» **Task prompt**
Report how many lines contain the word "nivel"; answer with the number only.
— begin —
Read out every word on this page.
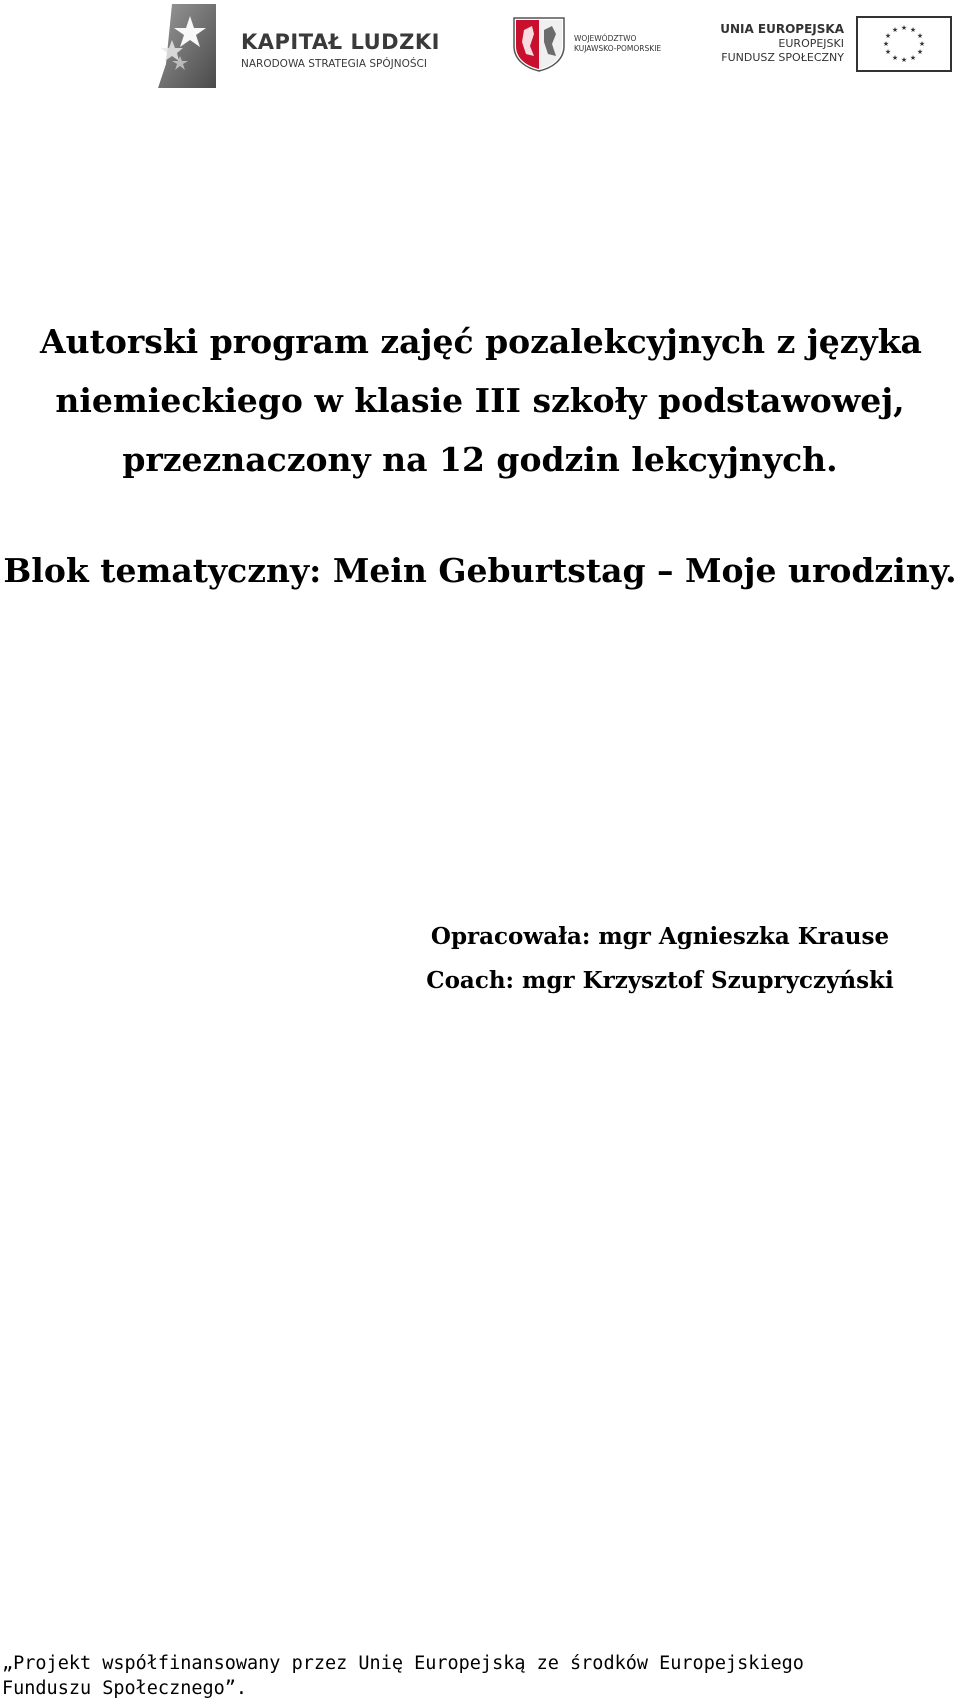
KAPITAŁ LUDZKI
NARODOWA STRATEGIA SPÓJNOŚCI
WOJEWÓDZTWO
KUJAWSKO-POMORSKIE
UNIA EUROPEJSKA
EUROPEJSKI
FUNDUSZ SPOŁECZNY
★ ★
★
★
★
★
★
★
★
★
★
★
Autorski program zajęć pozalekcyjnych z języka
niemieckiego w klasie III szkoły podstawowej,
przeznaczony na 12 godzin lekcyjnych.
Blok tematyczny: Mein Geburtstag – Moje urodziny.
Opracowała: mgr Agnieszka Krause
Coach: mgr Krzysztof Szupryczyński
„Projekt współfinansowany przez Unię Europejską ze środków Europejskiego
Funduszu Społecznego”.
— end —
— begin —
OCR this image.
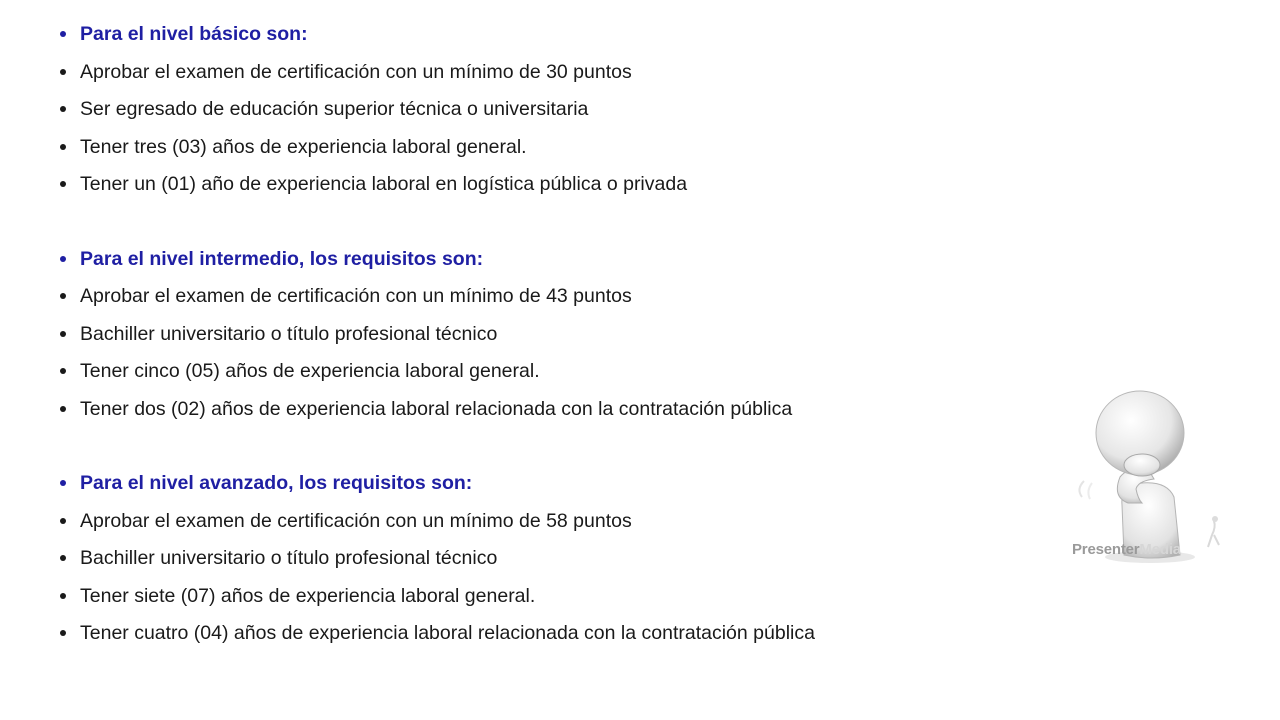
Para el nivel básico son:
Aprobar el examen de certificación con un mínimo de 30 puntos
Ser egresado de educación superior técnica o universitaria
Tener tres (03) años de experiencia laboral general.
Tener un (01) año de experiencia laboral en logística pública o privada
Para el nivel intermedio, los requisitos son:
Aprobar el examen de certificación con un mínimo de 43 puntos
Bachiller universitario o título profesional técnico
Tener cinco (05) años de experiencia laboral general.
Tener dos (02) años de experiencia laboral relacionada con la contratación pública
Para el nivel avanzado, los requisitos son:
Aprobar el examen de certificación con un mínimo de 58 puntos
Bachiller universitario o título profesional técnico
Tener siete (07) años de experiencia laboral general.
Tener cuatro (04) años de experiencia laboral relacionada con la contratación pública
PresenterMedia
— end —
» **Reply to the task**
3